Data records

<<<<

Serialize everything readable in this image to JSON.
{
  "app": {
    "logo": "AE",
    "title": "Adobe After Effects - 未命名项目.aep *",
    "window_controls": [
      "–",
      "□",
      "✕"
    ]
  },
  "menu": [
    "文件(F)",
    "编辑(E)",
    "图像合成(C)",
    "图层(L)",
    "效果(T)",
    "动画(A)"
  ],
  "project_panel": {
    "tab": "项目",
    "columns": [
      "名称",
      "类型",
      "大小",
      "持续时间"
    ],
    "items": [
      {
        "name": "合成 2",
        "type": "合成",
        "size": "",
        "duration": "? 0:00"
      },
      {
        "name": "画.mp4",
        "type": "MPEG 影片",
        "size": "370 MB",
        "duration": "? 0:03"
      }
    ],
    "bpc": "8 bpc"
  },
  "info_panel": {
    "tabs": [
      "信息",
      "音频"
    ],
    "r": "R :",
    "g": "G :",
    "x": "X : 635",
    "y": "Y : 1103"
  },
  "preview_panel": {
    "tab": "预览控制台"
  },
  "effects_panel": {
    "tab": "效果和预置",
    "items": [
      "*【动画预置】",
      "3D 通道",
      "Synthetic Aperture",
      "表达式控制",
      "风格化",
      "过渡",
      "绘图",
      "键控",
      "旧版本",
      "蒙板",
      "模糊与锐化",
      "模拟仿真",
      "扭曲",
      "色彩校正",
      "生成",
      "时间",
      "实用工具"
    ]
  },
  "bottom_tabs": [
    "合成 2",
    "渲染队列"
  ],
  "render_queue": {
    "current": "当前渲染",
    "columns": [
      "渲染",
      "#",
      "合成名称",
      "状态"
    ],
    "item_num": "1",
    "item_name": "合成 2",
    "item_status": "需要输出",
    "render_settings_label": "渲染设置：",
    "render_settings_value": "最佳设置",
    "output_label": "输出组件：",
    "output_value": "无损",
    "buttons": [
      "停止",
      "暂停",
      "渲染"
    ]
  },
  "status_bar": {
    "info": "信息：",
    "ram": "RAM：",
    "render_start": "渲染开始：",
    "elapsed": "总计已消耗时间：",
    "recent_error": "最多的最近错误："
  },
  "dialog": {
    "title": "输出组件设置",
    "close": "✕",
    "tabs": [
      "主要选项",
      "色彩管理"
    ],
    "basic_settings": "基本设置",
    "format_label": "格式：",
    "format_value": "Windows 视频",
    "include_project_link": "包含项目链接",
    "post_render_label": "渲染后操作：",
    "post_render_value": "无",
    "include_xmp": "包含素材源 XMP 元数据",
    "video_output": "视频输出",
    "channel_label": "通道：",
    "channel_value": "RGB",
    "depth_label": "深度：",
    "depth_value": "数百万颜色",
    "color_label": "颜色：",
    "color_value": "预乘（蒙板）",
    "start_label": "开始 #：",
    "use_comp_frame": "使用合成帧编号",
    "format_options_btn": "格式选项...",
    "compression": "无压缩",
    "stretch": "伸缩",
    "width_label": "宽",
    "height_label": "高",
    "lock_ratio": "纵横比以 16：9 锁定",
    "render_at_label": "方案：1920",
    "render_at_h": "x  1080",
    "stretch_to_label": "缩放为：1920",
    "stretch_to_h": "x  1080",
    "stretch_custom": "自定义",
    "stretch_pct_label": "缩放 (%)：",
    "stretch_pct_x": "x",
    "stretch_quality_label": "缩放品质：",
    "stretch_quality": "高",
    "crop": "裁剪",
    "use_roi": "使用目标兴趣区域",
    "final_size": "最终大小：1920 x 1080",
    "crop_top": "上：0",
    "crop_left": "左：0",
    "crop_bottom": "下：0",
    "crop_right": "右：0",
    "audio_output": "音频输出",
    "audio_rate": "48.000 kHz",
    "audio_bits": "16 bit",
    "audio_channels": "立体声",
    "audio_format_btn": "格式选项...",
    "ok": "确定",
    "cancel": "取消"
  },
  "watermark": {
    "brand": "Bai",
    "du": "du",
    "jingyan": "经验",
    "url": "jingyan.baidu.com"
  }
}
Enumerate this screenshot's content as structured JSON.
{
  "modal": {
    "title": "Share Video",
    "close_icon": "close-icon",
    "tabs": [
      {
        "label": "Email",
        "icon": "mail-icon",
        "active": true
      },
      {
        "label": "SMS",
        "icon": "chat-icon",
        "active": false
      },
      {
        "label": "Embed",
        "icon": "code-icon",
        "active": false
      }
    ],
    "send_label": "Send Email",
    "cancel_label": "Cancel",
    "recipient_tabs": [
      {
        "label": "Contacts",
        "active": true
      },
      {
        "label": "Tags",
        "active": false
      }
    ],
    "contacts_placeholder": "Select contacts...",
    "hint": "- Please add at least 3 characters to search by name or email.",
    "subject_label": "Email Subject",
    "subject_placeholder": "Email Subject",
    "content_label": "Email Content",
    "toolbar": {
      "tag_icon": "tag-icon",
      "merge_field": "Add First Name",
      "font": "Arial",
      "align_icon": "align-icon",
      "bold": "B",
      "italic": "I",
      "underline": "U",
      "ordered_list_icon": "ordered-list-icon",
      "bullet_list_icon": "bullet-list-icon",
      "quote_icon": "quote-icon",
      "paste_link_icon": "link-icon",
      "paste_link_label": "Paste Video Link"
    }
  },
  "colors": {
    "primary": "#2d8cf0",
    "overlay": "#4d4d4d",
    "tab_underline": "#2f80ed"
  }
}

>>>>

## Exercise brief
Write the entire listing out again, word for word.

## Exercise answer
Serialize everything readable in this image to JSON.
{
  "app": {
    "logo": "AE",
    "title": "Adobe After Effects - 未命名项目.aep *",
    "window_controls": [
      "–",
      "□",
      "✕"
    ]
  },
  "menu": [
    "文件(F)",
    "编辑(E)",
    "图像合成(C)",
    "图层(L)",
    "效果(T)",
    "动画(A)"
  ],
  "project_panel": {
    "tab": "项目",
    "columns": [
      "名称",
      "类型",
      "大小",
      "持续时间"
    ],
    "items": [
      {
        "name": "合成 2",
        "type": "合成",
        "size": "",
        "duration": "? 0:00"
      },
      {
        "name": "画.mp4",
        "type": "MPEG 影片",
        "size": "370 MB",
        "duration": "? 0:03"
      }
    ],
    "bpc": "8 bpc"
  },
  "info_panel": {
    "tabs": [
      "信息",
      "音频"
    ],
    "r": "R :",
    "g": "G :",
    "x": "X : 635",
    "y": "Y : 1103"
  },
  "preview_panel": {
    "tab": "预览控制台"
  },
  "effects_panel": {
    "tab": "效果和预置",
    "items": [
      "*【动画预置】",
      "3D 通道",
      "Synthetic Aperture",
      "表达式控制",
      "风格化",
      "过渡",
      "绘图",
      "键控",
      "旧版本",
      "蒙板",
      "模糊与锐化",
      "模拟仿真",
      "扭曲",
      "色彩校正",
      "生成",
      "时间",
      "实用工具"
    ]
  },
  "bottom_tabs": [
    "合成 2",
    "渲染队列"
  ],
  "render_queue": {
    "current": "当前渲染",
    "columns": [
      "渲染",
      "#",
      "合成名称",
      "状态"
    ],
    "item_num": "1",
    "item_name": "合成 2",
    "item_status": "需要输出",
    "render_settings_label": "渲染设置：",
    "render_settings_value": "最佳设置",
    "output_label": "输出组件：",
    "output_value": "无损",
    "buttons": [
      "停止",
      "暂停",
      "渲染"
    ]
  },
  "status_bar": {
    "info": "信息：",
    "ram": "RAM：",
    "render_start": "渲染开始：",
    "elapsed": "总计已消耗时间：",
    "recent_error": "最多的最近错误："
  },
  "dialog": {
    "title": "输出组件设置",
    "close": "✕",
    "tabs": [
      "主要选项",
      "色彩管理"
    ],
    "basic_settings": "基本设置",
    "format_label": "格式：",
    "format_value": "Windows 视频",
    "include_project_link": "包含项目链接",
    "post_render_label": "渲染后操作：",
    "post_render_value": "无",
    "include_xmp": "包含素材源 XMP 元数据",
    "video_output": "视频输出",
    "channel_label": "通道：",
    "channel_value": "RGB",
    "depth_label": "深度：",
    "depth_value": "数百万颜色",
    "color_label": "颜色：",
    "color_value": "预乘（蒙板）",
    "start_label": "开始 #：",
    "use_comp_frame": "使用合成帧编号",
    "format_options_btn": "格式选项...",
    "compression": "无压缩",
    "stretch": "伸缩",
    "width_label": "宽",
    "height_label": "高",
    "lock_ratio": "纵横比以 16：9 锁定",
    "render_at_label": "方案：1920",
    "render_at_h": "x  1080",
    "stretch_to_label": "缩放为：1920",
    "stretch_to_h": "x  1080",
    "stretch_custom": "自定义",
    "stretch_pct_label": "缩放 (%)：",
    "stretch_pct_x": "x",
    "stretch_quality_label": "缩放品质：",
    "stretch_quality": "高",
    "crop": "裁剪",
    "use_roi": "使用目标兴趣区域",
    "final_size": "最终大小：1920 x 1080",
    "crop_top": "上：0",
    "crop_left": "左：0",
    "crop_bottom": "下：0",
    "crop_right": "右：0",
    "audio_output": "音频输出",
    "audio_rate": "48.000 kHz",
    "audio_bits": "16 bit",
    "audio_channels": "立体声",
    "audio_format_btn": "格式选项...",
    "ok": "确定",
    "cancel": "取消"
  },
  "watermark": {
    "brand": "Bai",
    "du": "du",
    "jingyan": "经验",
    "url": "jingyan.baidu.com"
  }
}
Enumerate this screenshot's content as structured JSON.
{
  "modal": {
    "title": "Share Video",
    "close_icon": "close-icon",
    "tabs": [
      {
        "label": "Email",
        "icon": "mail-icon",
        "active": true
      },
      {
        "label": "SMS",
        "icon": "chat-icon",
        "active": false
      },
      {
        "label": "Embed",
        "icon": "code-icon",
        "active": false
      }
    ],
    "send_label": "Send Email",
    "cancel_label": "Cancel",
    "recipient_tabs": [
      {
        "label": "Contacts",
        "active": true
      },
      {
        "label": "Tags",
        "active": false
      }
    ],
    "contacts_placeholder": "Select contacts...",
    "hint": "- Please add at least 3 characters to search by name or email.",
    "subject_label": "Email Subject",
    "subject_placeholder": "Email Subject",
    "content_label": "Email Content",
    "toolbar": {
      "tag_icon": "tag-icon",
      "merge_field": "Add First Name",
      "font": "Arial",
      "align_icon": "align-icon",
      "bold": "B",
      "italic": "I",
      "underline": "U",
      "ordered_list_icon": "ordered-list-icon",
      "bullet_list_icon": "bullet-list-icon",
      "quote_icon": "quote-icon",
      "paste_link_icon": "link-icon",
      "paste_link_label": "Paste Video Link"
    }
  },
  "colors": {
    "primary": "#2d8cf0",
    "overlay": "#4d4d4d",
    "tab_underline": "#2f80ed"
  }
}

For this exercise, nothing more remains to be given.